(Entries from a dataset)
* Start *

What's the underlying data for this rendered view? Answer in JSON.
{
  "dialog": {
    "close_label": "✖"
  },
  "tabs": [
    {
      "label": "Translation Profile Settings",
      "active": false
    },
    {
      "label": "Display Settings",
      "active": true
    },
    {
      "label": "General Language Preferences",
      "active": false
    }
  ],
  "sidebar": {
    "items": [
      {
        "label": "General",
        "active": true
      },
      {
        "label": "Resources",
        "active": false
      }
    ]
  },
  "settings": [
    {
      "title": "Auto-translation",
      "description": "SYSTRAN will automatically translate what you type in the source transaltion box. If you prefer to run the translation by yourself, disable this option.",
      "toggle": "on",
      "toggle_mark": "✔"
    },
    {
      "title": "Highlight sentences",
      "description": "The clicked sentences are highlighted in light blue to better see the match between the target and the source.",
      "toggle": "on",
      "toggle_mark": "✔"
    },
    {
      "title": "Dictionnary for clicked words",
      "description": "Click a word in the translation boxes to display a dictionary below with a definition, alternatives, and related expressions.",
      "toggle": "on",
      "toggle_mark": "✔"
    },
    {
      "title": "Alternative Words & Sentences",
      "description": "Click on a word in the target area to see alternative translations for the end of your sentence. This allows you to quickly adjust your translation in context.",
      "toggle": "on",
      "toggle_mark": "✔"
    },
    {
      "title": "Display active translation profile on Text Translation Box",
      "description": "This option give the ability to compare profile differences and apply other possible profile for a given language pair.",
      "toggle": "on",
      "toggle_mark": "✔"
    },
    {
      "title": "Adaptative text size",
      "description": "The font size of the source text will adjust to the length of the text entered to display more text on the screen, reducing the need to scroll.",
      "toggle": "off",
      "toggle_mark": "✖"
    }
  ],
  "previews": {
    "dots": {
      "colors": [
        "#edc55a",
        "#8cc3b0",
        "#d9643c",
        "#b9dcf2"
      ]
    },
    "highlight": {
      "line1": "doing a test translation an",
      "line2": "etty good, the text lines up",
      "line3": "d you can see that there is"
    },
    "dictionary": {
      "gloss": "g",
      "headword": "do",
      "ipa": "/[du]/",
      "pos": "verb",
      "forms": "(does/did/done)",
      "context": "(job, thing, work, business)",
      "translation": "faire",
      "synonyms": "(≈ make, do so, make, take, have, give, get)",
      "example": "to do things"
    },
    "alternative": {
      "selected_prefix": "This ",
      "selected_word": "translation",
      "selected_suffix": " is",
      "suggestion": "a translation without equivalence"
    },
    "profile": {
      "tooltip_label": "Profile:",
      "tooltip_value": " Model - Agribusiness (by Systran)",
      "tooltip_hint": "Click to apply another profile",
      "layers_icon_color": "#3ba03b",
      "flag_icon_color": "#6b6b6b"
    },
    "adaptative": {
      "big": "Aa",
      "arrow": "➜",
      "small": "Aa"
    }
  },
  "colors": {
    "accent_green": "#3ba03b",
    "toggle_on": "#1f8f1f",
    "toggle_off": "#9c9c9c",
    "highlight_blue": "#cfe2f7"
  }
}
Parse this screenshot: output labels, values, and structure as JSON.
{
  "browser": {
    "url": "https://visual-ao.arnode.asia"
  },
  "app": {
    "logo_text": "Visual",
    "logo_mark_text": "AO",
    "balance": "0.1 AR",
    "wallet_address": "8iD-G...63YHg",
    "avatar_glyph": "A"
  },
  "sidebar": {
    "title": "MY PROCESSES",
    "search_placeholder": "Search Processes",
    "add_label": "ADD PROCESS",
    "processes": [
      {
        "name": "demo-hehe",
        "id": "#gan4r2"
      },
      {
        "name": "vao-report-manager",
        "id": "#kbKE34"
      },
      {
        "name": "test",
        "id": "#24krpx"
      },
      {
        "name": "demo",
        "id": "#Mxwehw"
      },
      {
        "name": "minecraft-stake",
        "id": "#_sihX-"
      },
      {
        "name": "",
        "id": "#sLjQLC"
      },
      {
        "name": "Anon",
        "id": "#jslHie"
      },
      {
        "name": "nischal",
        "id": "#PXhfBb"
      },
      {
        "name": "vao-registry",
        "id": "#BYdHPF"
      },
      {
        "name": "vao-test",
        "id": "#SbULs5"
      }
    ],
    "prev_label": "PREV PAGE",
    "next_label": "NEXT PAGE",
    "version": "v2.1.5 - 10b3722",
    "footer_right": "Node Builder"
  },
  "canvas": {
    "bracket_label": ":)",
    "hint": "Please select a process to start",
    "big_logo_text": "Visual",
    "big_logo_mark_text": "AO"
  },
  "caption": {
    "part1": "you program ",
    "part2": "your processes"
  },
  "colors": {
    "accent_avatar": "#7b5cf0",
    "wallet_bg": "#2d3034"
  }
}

* End *

Exercise instructions ->
Write out every line exactly as it stands.

Solution ->
What's the underlying data for this rendered view? Answer in JSON.
{
  "dialog": {
    "close_label": "✖"
  },
  "tabs": [
    {
      "label": "Translation Profile Settings",
      "active": false
    },
    {
      "label": "Display Settings",
      "active": true
    },
    {
      "label": "General Language Preferences",
      "active": false
    }
  ],
  "sidebar": {
    "items": [
      {
        "label": "General",
        "active": true
      },
      {
        "label": "Resources",
        "active": false
      }
    ]
  },
  "settings": [
    {
      "title": "Auto-translation",
      "description": "SYSTRAN will automatically translate what you type in the source transaltion box. If you prefer to run the translation by yourself, disable this option.",
      "toggle": "on",
      "toggle_mark": "✔"
    },
    {
      "title": "Highlight sentences",
      "description": "The clicked sentences are highlighted in light blue to better see the match between the target and the source.",
      "toggle": "on",
      "toggle_mark": "✔"
    },
    {
      "title": "Dictionnary for clicked words",
      "description": "Click a word in the translation boxes to display a dictionary below with a definition, alternatives, and related expressions.",
      "toggle": "on",
      "toggle_mark": "✔"
    },
    {
      "title": "Alternative Words & Sentences",
      "description": "Click on a word in the target area to see alternative translations for the end of your sentence. This allows you to quickly adjust your translation in context.",
      "toggle": "on",
      "toggle_mark": "✔"
    },
    {
      "title": "Display active translation profile on Text Translation Box",
      "description": "This option give the ability to compare profile differences and apply other possible profile for a given language pair.",
      "toggle": "on",
      "toggle_mark": "✔"
    },
    {
      "title": "Adaptative text size",
      "description": "The font size of the source text will adjust to the length of the text entered to display more text on the screen, reducing the need to scroll.",
      "toggle": "off",
      "toggle_mark": "✖"
    }
  ],
  "previews": {
    "dots": {
      "colors": [
        "#edc55a",
        "#8cc3b0",
        "#d9643c",
        "#b9dcf2"
      ]
    },
    "highlight": {
      "line1": "doing a test translation an",
      "line2": "etty good, the text lines up",
      "line3": "d you can see that there is"
    },
    "dictionary": {
      "gloss": "g",
      "headword": "do",
      "ipa": "/[du]/",
      "pos": "verb",
      "forms": "(does/did/done)",
      "context": "(job, thing, work, business)",
      "translation": "faire",
      "synonyms": "(≈ make, do so, make, take, have, give, get)",
      "example": "to do things"
    },
    "alternative": {
      "selected_prefix": "This ",
      "selected_word": "translation",
      "selected_suffix": " is",
      "suggestion": "a translation without equivalence"
    },
    "profile": {
      "tooltip_label": "Profile:",
      "tooltip_value": " Model - Agribusiness (by Systran)",
      "tooltip_hint": "Click to apply another profile",
      "layers_icon_color": "#3ba03b",
      "flag_icon_color": "#6b6b6b"
    },
    "adaptative": {
      "big": "Aa",
      "arrow": "➜",
      "small": "Aa"
    }
  },
  "colors": {
    "accent_green": "#3ba03b",
    "toggle_on": "#1f8f1f",
    "toggle_off": "#9c9c9c",
    "highlight_blue": "#cfe2f7"
  }
}
Parse this screenshot: output labels, values, and structure as JSON.
{
  "browser": {
    "url": "https://visual-ao.arnode.asia"
  },
  "app": {
    "logo_text": "Visual",
    "logo_mark_text": "AO",
    "balance": "0.1 AR",
    "wallet_address": "8iD-G...63YHg",
    "avatar_glyph": "A"
  },
  "sidebar": {
    "title": "MY PROCESSES",
    "search_placeholder": "Search Processes",
    "add_label": "ADD PROCESS",
    "processes": [
      {
        "name": "demo-hehe",
        "id": "#gan4r2"
      },
      {
        "name": "vao-report-manager",
        "id": "#kbKE34"
      },
      {
        "name": "test",
        "id": "#24krpx"
      },
      {
        "name": "demo",
        "id": "#Mxwehw"
      },
      {
        "name": "minecraft-stake",
        "id": "#_sihX-"
      },
      {
        "name": "",
        "id": "#sLjQLC"
      },
      {
        "name": "Anon",
        "id": "#jslHie"
      },
      {
        "name": "nischal",
        "id": "#PXhfBb"
      },
      {
        "name": "vao-registry",
        "id": "#BYdHPF"
      },
      {
        "name": "vao-test",
        "id": "#SbULs5"
      }
    ],
    "prev_label": "PREV PAGE",
    "next_label": "NEXT PAGE",
    "version": "v2.1.5 - 10b3722",
    "footer_right": "Node Builder"
  },
  "canvas": {
    "bracket_label": ":)",
    "hint": "Please select a process to start",
    "big_logo_text": "Visual",
    "big_logo_mark_text": "AO"
  },
  "caption": {
    "part1": "you program ",
    "part2": "your processes"
  },
  "colors": {
    "accent_avatar": "#7b5cf0",
    "wallet_bg": "#2d3034"
  }
}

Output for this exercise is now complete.